→ **TASK DETAILS**
Wherever a line holds the string "icon", copy that line.

□ □ □ □

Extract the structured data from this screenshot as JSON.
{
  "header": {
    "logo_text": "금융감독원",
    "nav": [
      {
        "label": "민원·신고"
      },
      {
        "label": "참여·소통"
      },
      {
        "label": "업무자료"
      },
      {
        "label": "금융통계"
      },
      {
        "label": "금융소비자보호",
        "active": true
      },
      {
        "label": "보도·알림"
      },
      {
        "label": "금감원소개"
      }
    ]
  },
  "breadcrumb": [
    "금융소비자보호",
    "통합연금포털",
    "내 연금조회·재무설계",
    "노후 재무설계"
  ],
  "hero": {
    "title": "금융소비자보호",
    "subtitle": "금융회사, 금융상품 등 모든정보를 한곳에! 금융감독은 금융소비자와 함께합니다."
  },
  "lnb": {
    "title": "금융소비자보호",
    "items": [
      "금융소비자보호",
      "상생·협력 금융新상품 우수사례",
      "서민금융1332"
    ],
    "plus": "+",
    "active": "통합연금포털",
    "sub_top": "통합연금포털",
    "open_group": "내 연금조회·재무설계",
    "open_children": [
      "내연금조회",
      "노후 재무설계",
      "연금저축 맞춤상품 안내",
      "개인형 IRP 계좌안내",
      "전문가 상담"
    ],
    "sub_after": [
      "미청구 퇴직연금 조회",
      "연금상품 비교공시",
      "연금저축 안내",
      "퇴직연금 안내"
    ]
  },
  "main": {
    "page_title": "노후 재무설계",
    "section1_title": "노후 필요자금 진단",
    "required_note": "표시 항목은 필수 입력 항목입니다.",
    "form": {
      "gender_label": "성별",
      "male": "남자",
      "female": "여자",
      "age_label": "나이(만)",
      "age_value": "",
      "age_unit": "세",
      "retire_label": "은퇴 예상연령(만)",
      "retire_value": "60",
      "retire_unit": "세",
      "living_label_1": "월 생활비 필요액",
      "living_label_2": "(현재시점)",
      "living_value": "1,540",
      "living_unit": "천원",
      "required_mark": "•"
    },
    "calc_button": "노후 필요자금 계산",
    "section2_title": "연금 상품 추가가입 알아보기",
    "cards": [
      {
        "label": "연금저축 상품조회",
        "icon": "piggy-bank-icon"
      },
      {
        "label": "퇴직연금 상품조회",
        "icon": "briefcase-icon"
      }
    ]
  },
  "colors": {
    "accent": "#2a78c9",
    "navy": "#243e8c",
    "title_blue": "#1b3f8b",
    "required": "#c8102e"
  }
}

□ □ □ □

→ **TASK RESULT**
        "icon": "piggy-bank-icon"
        "icon": "briefcase-icon"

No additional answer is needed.